EXERCISE INSTRUCTIONS: Which lines below contain the string "orderbook", with case counting? Locate each one and copy it in full.

SUPPLIED MATERIAL:
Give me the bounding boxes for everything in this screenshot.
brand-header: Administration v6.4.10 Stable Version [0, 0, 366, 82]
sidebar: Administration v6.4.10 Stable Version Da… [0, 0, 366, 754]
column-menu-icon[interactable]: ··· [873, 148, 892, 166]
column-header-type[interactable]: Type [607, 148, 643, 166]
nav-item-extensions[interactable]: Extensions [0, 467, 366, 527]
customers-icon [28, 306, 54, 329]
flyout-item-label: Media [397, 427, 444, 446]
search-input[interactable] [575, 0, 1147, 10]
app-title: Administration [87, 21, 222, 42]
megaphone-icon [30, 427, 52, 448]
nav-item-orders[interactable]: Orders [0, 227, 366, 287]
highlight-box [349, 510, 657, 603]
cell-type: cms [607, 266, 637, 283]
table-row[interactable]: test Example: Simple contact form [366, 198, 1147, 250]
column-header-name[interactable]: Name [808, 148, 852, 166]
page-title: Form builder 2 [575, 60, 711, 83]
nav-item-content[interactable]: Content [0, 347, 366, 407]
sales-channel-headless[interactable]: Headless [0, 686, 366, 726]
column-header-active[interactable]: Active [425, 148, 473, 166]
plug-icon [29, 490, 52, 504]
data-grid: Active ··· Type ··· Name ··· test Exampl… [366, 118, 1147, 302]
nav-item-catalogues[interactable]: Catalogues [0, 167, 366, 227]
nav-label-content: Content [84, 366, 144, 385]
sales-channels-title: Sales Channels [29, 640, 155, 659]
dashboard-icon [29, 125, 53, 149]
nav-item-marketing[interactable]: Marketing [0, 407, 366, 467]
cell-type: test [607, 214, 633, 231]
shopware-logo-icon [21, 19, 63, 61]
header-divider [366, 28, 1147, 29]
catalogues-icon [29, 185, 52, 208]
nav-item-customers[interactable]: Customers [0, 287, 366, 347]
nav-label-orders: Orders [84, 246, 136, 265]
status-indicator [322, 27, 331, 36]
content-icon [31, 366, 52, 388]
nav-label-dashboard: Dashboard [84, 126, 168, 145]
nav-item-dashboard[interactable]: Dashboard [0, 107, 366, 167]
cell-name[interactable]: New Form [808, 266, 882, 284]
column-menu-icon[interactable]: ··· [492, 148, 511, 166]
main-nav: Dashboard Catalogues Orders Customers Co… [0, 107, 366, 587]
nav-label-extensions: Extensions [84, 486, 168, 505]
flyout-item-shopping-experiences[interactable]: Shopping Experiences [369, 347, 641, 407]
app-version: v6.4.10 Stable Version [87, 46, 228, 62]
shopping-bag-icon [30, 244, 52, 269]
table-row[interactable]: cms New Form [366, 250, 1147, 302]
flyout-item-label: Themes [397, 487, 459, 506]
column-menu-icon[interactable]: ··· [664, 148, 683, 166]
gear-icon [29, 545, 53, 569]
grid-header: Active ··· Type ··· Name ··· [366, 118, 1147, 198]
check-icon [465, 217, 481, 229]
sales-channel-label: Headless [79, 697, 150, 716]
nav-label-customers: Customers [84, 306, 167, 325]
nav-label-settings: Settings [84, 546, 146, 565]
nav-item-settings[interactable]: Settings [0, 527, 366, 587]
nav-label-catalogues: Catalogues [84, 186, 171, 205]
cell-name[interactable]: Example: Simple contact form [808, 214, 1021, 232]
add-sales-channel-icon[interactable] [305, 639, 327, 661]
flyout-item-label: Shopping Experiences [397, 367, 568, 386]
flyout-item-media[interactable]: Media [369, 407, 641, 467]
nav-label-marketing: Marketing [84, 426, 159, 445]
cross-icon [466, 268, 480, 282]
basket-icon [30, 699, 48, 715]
* * *
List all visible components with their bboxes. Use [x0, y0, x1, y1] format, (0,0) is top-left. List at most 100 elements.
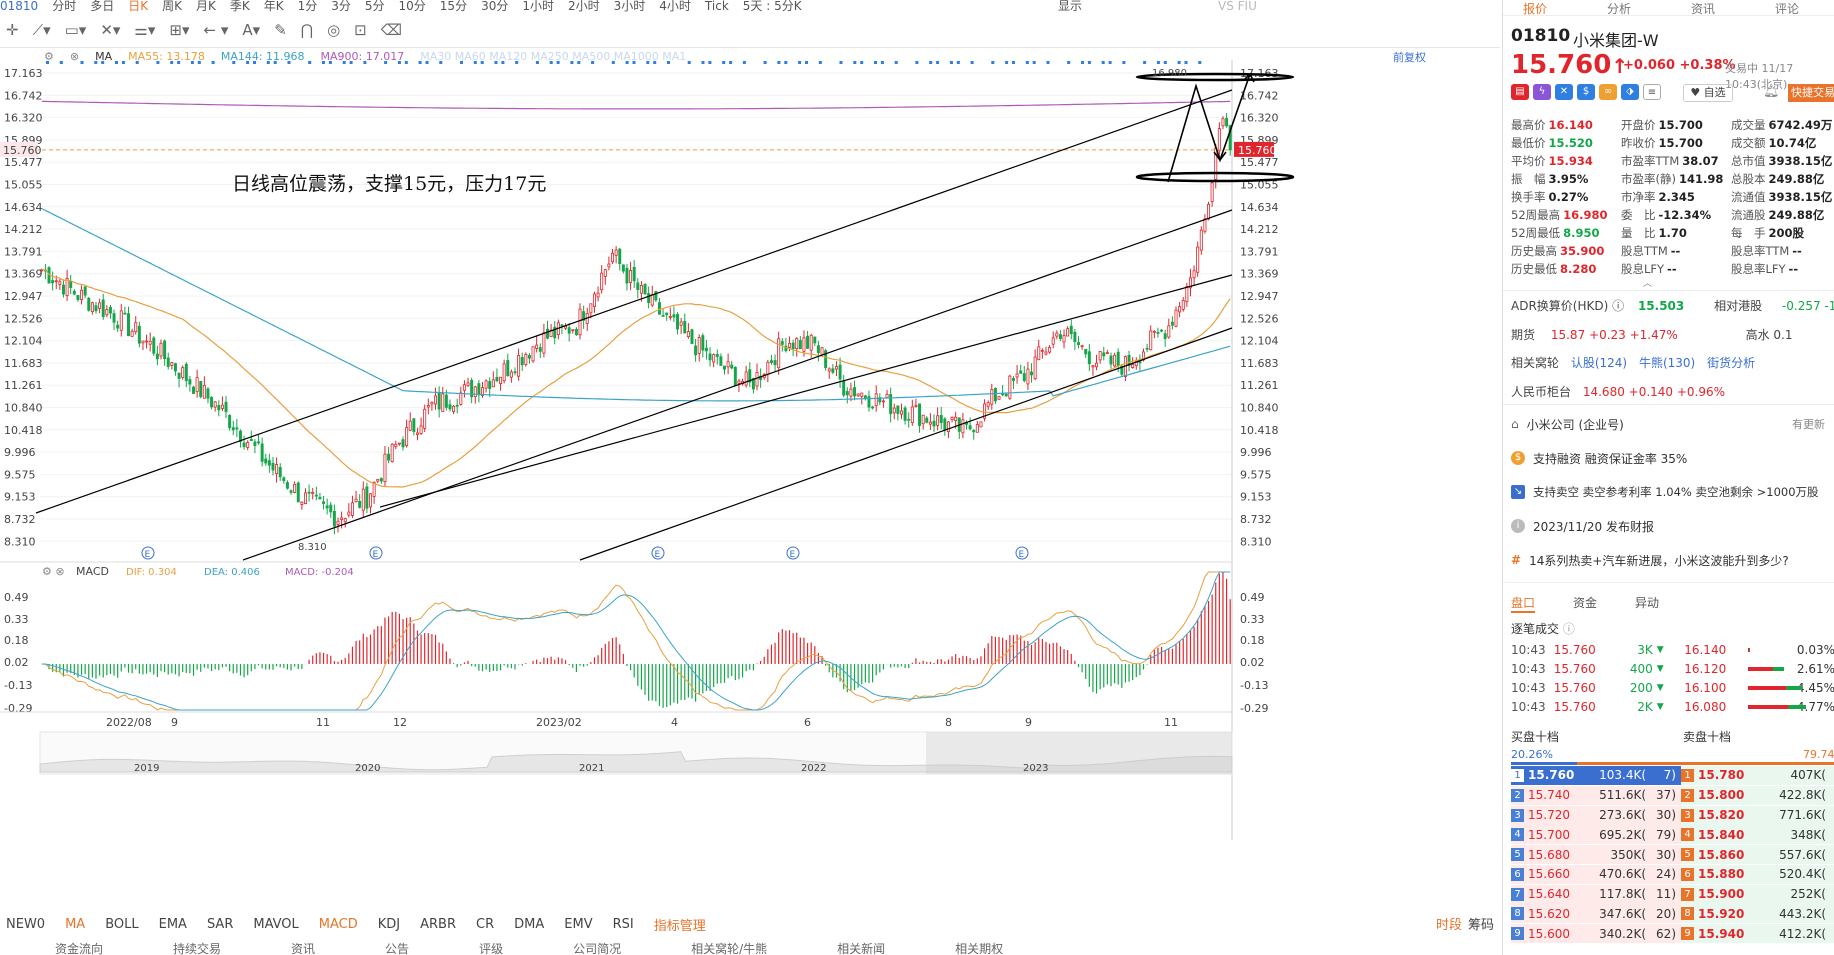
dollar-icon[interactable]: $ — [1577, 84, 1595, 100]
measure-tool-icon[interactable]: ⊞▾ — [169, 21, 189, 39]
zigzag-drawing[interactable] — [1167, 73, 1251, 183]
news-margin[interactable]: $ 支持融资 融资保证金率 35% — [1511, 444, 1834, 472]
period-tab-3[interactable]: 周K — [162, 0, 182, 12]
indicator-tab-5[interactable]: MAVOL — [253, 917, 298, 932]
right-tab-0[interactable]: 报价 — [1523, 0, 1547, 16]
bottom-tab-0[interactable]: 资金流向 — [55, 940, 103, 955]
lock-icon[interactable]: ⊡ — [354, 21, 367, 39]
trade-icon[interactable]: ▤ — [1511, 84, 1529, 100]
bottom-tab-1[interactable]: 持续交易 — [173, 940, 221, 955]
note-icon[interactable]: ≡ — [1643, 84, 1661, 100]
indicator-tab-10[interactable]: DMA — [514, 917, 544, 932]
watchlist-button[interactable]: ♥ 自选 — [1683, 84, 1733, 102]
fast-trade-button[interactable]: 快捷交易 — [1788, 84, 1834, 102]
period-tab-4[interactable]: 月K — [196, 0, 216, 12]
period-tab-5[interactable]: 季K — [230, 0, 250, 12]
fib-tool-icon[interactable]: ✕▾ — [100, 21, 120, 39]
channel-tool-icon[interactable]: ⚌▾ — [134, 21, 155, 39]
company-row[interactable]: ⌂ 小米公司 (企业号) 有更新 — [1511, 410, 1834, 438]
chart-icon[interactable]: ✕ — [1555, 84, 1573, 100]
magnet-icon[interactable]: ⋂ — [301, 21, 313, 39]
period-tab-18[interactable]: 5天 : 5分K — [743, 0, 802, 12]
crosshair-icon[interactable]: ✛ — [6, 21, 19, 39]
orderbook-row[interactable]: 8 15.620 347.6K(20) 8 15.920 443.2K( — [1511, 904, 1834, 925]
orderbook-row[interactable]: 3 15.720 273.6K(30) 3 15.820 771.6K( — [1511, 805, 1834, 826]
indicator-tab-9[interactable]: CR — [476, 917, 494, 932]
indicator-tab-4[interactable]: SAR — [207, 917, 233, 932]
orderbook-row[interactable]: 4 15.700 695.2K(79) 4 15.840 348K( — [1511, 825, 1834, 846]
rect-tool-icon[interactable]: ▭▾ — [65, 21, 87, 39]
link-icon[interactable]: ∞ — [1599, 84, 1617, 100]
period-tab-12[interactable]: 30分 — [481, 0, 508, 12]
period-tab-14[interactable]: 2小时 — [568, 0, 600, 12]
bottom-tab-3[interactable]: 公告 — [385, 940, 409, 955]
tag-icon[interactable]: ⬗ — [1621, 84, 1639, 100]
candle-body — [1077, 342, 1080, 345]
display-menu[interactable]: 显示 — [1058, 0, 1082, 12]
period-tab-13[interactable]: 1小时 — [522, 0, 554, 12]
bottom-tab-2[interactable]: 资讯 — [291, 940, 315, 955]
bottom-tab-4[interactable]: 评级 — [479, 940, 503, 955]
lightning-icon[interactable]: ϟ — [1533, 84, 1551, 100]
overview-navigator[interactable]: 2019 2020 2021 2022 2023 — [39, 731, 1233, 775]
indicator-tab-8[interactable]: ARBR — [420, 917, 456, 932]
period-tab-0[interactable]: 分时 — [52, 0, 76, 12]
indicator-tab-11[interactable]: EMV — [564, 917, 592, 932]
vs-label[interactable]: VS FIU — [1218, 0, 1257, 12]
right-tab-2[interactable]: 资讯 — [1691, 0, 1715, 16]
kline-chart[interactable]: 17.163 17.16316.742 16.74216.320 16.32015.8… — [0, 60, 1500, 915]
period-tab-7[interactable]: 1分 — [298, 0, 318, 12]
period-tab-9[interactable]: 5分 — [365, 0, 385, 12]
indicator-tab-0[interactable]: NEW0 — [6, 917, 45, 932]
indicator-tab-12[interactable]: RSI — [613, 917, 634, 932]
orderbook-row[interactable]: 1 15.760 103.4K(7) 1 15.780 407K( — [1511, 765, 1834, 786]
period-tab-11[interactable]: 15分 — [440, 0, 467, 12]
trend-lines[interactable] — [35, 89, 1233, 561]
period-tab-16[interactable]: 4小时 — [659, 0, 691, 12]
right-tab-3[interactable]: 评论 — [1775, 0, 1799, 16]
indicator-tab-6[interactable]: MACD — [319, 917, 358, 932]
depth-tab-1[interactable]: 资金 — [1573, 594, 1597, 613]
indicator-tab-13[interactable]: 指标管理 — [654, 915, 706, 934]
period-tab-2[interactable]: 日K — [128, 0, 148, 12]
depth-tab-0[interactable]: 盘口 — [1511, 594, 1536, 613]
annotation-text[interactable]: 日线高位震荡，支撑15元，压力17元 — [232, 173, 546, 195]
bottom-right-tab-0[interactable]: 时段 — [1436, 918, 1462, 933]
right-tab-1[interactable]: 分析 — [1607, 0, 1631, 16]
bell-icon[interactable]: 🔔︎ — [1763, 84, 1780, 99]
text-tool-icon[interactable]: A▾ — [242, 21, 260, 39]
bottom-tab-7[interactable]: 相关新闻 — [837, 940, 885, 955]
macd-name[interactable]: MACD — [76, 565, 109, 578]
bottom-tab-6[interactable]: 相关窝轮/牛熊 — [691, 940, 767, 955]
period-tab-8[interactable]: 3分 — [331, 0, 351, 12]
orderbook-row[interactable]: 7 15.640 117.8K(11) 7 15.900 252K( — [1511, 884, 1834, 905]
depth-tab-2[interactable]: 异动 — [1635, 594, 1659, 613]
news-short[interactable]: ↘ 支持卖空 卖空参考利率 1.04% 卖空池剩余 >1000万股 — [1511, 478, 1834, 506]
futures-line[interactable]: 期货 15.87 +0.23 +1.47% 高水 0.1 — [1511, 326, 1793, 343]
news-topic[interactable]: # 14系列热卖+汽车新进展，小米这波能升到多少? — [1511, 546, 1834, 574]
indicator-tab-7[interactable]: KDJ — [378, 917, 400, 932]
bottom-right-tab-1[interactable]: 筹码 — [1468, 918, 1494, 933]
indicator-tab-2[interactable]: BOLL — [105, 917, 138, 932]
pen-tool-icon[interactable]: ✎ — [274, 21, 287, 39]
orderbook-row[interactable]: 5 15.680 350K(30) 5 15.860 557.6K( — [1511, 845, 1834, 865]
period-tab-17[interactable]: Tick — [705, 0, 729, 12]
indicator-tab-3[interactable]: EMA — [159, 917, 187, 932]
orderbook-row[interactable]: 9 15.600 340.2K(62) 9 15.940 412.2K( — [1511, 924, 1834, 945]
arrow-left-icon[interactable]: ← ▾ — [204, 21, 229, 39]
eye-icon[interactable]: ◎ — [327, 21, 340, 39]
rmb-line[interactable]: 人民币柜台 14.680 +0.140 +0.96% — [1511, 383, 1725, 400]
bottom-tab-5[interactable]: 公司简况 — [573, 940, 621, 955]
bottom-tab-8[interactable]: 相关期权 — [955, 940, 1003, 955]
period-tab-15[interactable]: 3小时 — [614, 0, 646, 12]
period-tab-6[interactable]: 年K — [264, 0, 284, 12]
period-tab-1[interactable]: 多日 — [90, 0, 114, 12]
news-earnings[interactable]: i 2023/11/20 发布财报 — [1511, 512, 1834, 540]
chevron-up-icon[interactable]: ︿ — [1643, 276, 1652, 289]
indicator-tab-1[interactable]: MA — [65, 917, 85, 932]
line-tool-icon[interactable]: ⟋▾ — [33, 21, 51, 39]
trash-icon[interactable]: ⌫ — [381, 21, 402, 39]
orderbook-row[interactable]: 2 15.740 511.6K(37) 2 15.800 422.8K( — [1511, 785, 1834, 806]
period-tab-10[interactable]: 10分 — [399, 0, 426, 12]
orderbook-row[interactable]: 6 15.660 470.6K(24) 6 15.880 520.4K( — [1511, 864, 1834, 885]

SOLUTION TO THIS PROBLEM:
orderbook-row[interactable]: 8 15.620 347.6K(20) 8 15.920 443.2K( — [1511, 904, 1834, 925]
orderbook-row[interactable]: 3 15.720 273.6K(30) 3 15.820 771.6K( — [1511, 805, 1834, 826]
orderbook-row[interactable]: 4 15.700 695.2K(79) 4 15.840 348K( — [1511, 825, 1834, 846]
orderbook-row[interactable]: 1 15.760 103.4K(7) 1 15.780 407K( — [1511, 765, 1834, 786]
orderbook-row[interactable]: 7 15.640 117.8K(11) 7 15.900 252K( — [1511, 884, 1834, 905]
orderbook-row[interactable]: 5 15.680 350K(30) 5 15.860 557.6K( — [1511, 845, 1834, 865]
orderbook-row[interactable]: 9 15.600 340.2K(62) 9 15.940 412.2K( — [1511, 924, 1834, 945]
orderbook-row[interactable]: 2 15.740 511.6K(37) 2 15.800 422.8K( — [1511, 785, 1834, 806]
orderbook-row[interactable]: 6 15.660 470.6K(24) 6 15.880 520.4K( — [1511, 864, 1834, 885]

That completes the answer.